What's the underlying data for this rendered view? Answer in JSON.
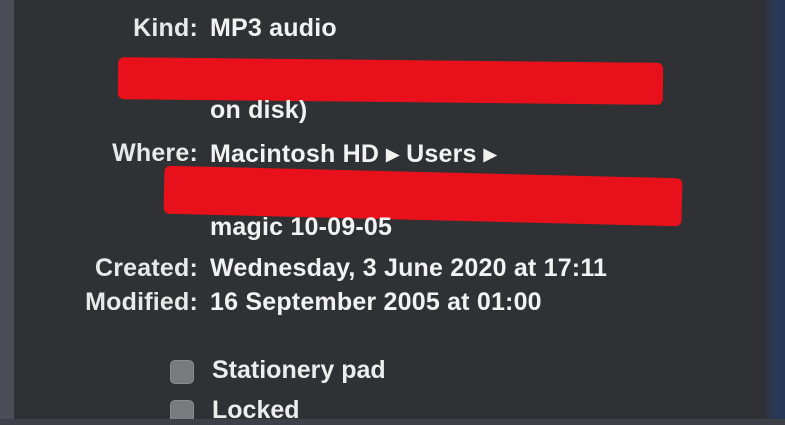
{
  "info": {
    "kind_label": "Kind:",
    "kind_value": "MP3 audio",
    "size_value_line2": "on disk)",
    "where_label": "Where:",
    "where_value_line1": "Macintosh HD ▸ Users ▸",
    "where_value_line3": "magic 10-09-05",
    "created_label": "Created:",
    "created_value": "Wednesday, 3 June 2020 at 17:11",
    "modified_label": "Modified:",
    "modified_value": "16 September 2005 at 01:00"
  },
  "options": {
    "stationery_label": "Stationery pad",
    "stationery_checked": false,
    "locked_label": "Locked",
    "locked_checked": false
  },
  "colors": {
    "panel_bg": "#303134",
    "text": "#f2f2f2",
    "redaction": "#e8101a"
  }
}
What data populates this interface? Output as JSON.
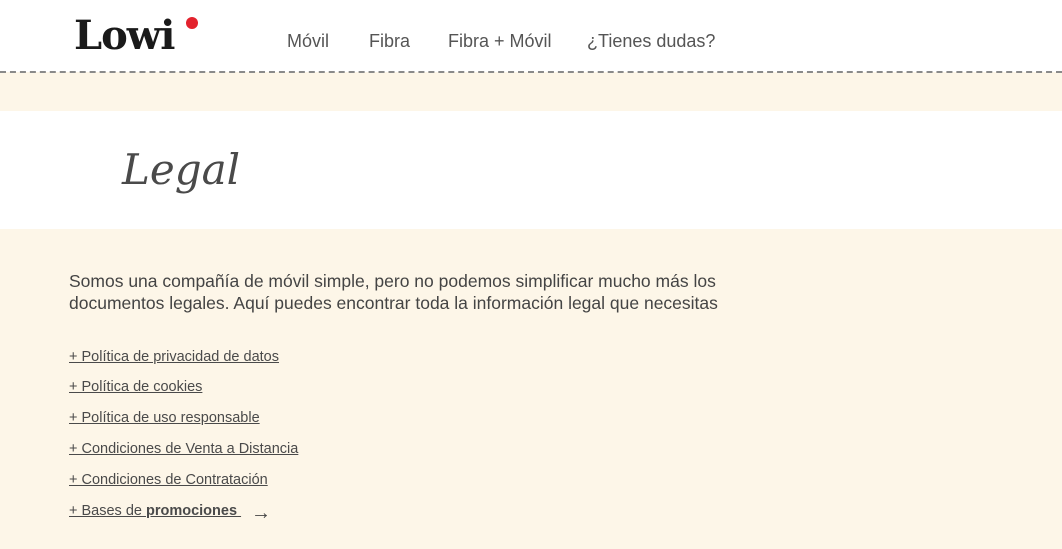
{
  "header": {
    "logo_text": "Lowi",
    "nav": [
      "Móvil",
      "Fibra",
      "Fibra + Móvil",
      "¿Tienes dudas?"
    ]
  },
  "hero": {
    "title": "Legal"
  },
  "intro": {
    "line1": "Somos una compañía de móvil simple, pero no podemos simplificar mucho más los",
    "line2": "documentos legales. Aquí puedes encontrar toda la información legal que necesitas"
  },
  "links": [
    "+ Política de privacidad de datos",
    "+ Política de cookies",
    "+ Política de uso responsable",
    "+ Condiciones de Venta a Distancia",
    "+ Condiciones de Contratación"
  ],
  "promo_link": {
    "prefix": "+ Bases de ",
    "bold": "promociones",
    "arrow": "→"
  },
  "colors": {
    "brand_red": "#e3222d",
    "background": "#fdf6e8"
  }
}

# # #

#### [Stated problem]
Your task is to set down the records shown above exactly, minus any pictures.

#### [Output below]
What's the underlying data for this rendered view? Answer in JSON.
{
  "info": {
    "kind_label": "Kind:",
    "kind_value": "MP3 audio",
    "size_value_line2": "on disk)",
    "where_label": "Where:",
    "where_value_line1": "Macintosh HD ▸ Users ▸",
    "where_value_line3": "magic 10-09-05",
    "created_label": "Created:",
    "created_value": "Wednesday, 3 June 2020 at 17:11",
    "modified_label": "Modified:",
    "modified_value": "16 September 2005 at 01:00"
  },
  "options": {
    "stationery_label": "Stationery pad",
    "stationery_checked": false,
    "locked_label": "Locked",
    "locked_checked": false
  },
  "colors": {
    "panel_bg": "#303134",
    "text": "#f2f2f2",
    "redaction": "#e8101a"
  }
}
What data populates this interface? Output as JSON.
{
  "header": {
    "logo_text": "Lowi",
    "nav": [
      "Móvil",
      "Fibra",
      "Fibra + Móvil",
      "¿Tienes dudas?"
    ]
  },
  "hero": {
    "title": "Legal"
  },
  "intro": {
    "line1": "Somos una compañía de móvil simple, pero no podemos simplificar mucho más los",
    "line2": "documentos legales. Aquí puedes encontrar toda la información legal que necesitas"
  },
  "links": [
    "+ Política de privacidad de datos",
    "+ Política de cookies",
    "+ Política de uso responsable",
    "+ Condiciones de Venta a Distancia",
    "+ Condiciones de Contratación"
  ],
  "promo_link": {
    "prefix": "+ Bases de ",
    "bold": "promociones",
    "arrow": "→"
  },
  "colors": {
    "brand_red": "#e3222d",
    "background": "#fdf6e8"
  }
}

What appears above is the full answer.